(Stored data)
--

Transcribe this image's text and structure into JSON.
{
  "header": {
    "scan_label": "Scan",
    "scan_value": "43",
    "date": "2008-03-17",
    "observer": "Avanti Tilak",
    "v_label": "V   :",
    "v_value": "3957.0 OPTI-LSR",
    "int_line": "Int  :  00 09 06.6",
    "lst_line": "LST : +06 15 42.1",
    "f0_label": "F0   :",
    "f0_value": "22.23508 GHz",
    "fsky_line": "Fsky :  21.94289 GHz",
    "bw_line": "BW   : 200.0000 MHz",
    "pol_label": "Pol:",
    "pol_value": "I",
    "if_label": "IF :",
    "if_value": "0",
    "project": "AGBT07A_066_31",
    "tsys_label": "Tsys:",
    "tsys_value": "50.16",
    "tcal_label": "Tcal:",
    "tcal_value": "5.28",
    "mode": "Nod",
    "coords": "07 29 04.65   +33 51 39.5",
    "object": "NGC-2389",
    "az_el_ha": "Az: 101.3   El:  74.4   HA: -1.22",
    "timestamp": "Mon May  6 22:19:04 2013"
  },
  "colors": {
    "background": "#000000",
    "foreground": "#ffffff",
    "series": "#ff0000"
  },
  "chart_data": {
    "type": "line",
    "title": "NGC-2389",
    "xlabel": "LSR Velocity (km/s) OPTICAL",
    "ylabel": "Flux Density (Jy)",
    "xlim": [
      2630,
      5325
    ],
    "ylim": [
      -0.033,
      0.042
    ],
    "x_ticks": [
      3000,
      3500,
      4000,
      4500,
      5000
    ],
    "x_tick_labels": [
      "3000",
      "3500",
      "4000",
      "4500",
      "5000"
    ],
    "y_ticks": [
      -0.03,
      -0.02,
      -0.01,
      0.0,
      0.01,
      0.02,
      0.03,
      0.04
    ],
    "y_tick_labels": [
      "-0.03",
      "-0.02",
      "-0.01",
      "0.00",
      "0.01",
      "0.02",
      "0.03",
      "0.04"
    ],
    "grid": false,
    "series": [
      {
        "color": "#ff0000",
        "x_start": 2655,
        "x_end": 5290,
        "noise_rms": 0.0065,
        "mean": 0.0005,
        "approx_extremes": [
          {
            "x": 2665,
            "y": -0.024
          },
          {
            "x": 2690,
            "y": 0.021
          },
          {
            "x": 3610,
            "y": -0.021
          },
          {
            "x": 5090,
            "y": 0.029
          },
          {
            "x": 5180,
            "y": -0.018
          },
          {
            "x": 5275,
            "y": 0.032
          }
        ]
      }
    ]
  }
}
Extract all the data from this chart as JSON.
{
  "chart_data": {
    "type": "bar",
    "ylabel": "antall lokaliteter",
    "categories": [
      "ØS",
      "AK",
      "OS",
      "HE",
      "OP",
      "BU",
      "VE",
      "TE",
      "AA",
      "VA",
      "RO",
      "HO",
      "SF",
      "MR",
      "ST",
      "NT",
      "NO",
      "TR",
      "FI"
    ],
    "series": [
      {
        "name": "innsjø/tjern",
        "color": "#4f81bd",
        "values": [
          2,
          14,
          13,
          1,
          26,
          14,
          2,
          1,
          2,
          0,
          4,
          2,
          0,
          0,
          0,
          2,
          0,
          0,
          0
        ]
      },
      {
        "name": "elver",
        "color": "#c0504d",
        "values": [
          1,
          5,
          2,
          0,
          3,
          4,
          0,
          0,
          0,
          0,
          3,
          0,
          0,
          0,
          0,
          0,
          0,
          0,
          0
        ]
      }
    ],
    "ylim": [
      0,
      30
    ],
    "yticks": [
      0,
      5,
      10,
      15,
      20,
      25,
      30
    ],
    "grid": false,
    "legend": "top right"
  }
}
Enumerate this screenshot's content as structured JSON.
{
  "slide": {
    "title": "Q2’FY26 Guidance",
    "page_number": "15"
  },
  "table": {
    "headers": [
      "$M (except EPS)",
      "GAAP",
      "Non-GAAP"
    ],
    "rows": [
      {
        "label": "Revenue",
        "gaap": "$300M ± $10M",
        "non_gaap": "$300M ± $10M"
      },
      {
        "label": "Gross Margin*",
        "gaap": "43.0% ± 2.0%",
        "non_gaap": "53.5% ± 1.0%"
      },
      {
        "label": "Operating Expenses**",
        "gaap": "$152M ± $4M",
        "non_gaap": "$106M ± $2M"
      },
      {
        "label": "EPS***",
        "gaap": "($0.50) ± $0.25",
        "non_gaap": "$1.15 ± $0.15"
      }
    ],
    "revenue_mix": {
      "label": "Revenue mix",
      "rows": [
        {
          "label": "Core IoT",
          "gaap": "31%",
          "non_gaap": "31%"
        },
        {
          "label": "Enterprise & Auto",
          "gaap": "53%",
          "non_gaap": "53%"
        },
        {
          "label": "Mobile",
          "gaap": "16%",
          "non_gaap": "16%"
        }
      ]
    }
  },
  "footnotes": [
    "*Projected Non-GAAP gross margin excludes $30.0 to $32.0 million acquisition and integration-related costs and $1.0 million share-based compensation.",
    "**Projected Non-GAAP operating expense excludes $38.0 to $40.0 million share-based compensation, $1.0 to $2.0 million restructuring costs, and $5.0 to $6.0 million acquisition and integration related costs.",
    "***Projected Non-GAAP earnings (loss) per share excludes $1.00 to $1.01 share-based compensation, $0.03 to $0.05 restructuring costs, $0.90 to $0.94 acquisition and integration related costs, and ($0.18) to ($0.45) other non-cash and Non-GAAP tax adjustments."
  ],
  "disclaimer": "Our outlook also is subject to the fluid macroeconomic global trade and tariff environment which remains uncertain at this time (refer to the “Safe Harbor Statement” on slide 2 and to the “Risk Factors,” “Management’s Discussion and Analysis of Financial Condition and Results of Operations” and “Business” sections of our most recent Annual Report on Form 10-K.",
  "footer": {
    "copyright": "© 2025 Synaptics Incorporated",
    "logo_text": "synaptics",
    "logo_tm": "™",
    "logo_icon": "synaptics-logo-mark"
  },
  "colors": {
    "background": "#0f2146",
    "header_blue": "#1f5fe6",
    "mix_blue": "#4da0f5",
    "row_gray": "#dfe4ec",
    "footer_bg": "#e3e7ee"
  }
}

--

* What is expected: Report all lines of the data above that include the string "related".

* Exercise response:
    "*Projected Non-GAAP gross margin excludes $30.0 to $32.0 million acquisition and integration-related costs and $1.0 million share-based compensation.",
    "**Projected Non-GAAP operating expense excludes $38.0 to $40.0 million share-based compensation, $1.0 to $2.0 million restructuring costs, and $5.0 to $6.0 million acquisition and integration related costs.",
    "***Projected Non-GAAP earnings (loss) per share excludes $1.00 to $1.01 share-based compensation, $0.03 to $0.05 restructuring costs, $0.90 to $0.94 acquisition and integration related costs, and ($0.18) to ($0.45) other non-cash and Non-GAAP tax adjustments."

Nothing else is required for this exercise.